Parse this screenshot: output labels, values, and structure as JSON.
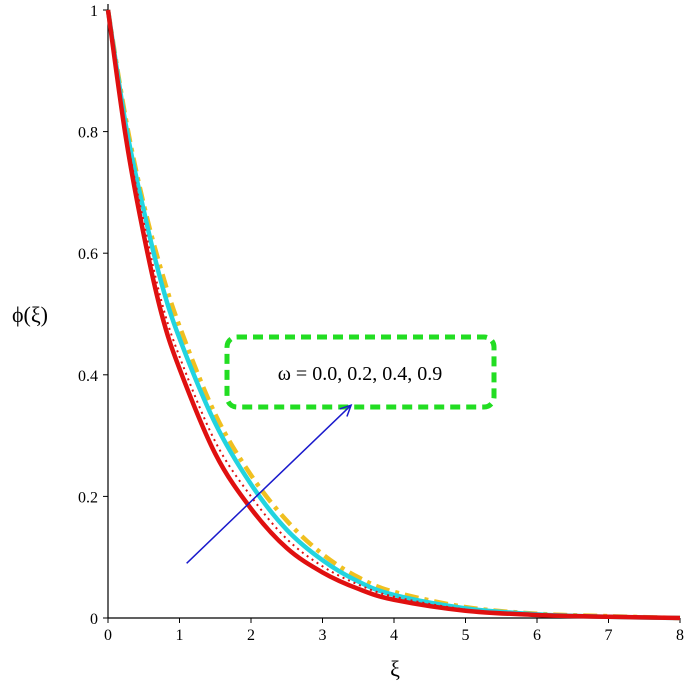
{
  "chart_data": {
    "type": "line",
    "xlabel": "ξ",
    "ylabel": "ϕ(ξ)",
    "xlim": [
      0,
      8
    ],
    "ylim": [
      0,
      1
    ],
    "x_ticks": [
      "0",
      "1",
      "2",
      "3",
      "4",
      "5",
      "6",
      "7",
      "8"
    ],
    "y_ticks": [
      "0",
      "0.2",
      "0.4",
      "0.6",
      "0.8",
      "1"
    ],
    "x": [
      0,
      0.25,
      0.5,
      0.75,
      1,
      1.5,
      2,
      2.5,
      3,
      3.5,
      4,
      5,
      6,
      7,
      8
    ],
    "series": [
      {
        "color": "#e01010",
        "style": "solid",
        "values": [
          1.0,
          0.79,
          0.63,
          0.5,
          0.41,
          0.27,
          0.18,
          0.115,
          0.075,
          0.048,
          0.03,
          0.012,
          0.005,
          0.002,
          0.0
        ]
      },
      {
        "color": "#e01010",
        "style": "dotted",
        "values": [
          1.0,
          0.8,
          0.65,
          0.52,
          0.43,
          0.29,
          0.2,
          0.13,
          0.085,
          0.055,
          0.035,
          0.014,
          0.006,
          0.002,
          0.0
        ]
      },
      {
        "color": "#22d4e0",
        "style": "solid",
        "values": [
          1.0,
          0.81,
          0.67,
          0.55,
          0.46,
          0.32,
          0.22,
          0.145,
          0.095,
          0.06,
          0.038,
          0.016,
          0.006,
          0.002,
          0.0
        ]
      },
      {
        "color": "#f0c020",
        "style": "dashdot",
        "values": [
          1.0,
          0.82,
          0.68,
          0.57,
          0.48,
          0.335,
          0.235,
          0.16,
          0.105,
          0.067,
          0.043,
          0.018,
          0.007,
          0.003,
          0.0
        ]
      }
    ],
    "annotation": {
      "text": "ω = 0.0, 0.2, 0.4, 0.9",
      "box_color": "#22dd22",
      "arrow_color": "#1a1acc",
      "arrow_from": [
        1.1,
        0.09
      ],
      "arrow_to": [
        3.4,
        0.35
      ]
    }
  }
}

::::::

Exercise brief: All records above are to be printed exactly, minus the pictures they contain.

Exercise result:
Parse this screenshot: output labels, values, and structure as JSON.
{
  "chart_data": {
    "type": "line",
    "xlabel": "ξ",
    "ylabel": "ϕ(ξ)",
    "xlim": [
      0,
      8
    ],
    "ylim": [
      0,
      1
    ],
    "x_ticks": [
      "0",
      "1",
      "2",
      "3",
      "4",
      "5",
      "6",
      "7",
      "8"
    ],
    "y_ticks": [
      "0",
      "0.2",
      "0.4",
      "0.6",
      "0.8",
      "1"
    ],
    "x": [
      0,
      0.25,
      0.5,
      0.75,
      1,
      1.5,
      2,
      2.5,
      3,
      3.5,
      4,
      5,
      6,
      7,
      8
    ],
    "series": [
      {
        "color": "#e01010",
        "style": "solid",
        "values": [
          1.0,
          0.79,
          0.63,
          0.5,
          0.41,
          0.27,
          0.18,
          0.115,
          0.075,
          0.048,
          0.03,
          0.012,
          0.005,
          0.002,
          0.0
        ]
      },
      {
        "color": "#e01010",
        "style": "dotted",
        "values": [
          1.0,
          0.8,
          0.65,
          0.52,
          0.43,
          0.29,
          0.2,
          0.13,
          0.085,
          0.055,
          0.035,
          0.014,
          0.006,
          0.002,
          0.0
        ]
      },
      {
        "color": "#22d4e0",
        "style": "solid",
        "values": [
          1.0,
          0.81,
          0.67,
          0.55,
          0.46,
          0.32,
          0.22,
          0.145,
          0.095,
          0.06,
          0.038,
          0.016,
          0.006,
          0.002,
          0.0
        ]
      },
      {
        "color": "#f0c020",
        "style": "dashdot",
        "values": [
          1.0,
          0.82,
          0.68,
          0.57,
          0.48,
          0.335,
          0.235,
          0.16,
          0.105,
          0.067,
          0.043,
          0.018,
          0.007,
          0.003,
          0.0
        ]
      }
    ],
    "annotation": {
      "text": "ω = 0.0, 0.2, 0.4, 0.9",
      "box_color": "#22dd22",
      "arrow_color": "#1a1acc",
      "arrow_from": [
        1.1,
        0.09
      ],
      "arrow_to": [
        3.4,
        0.35
      ]
    }
  }
}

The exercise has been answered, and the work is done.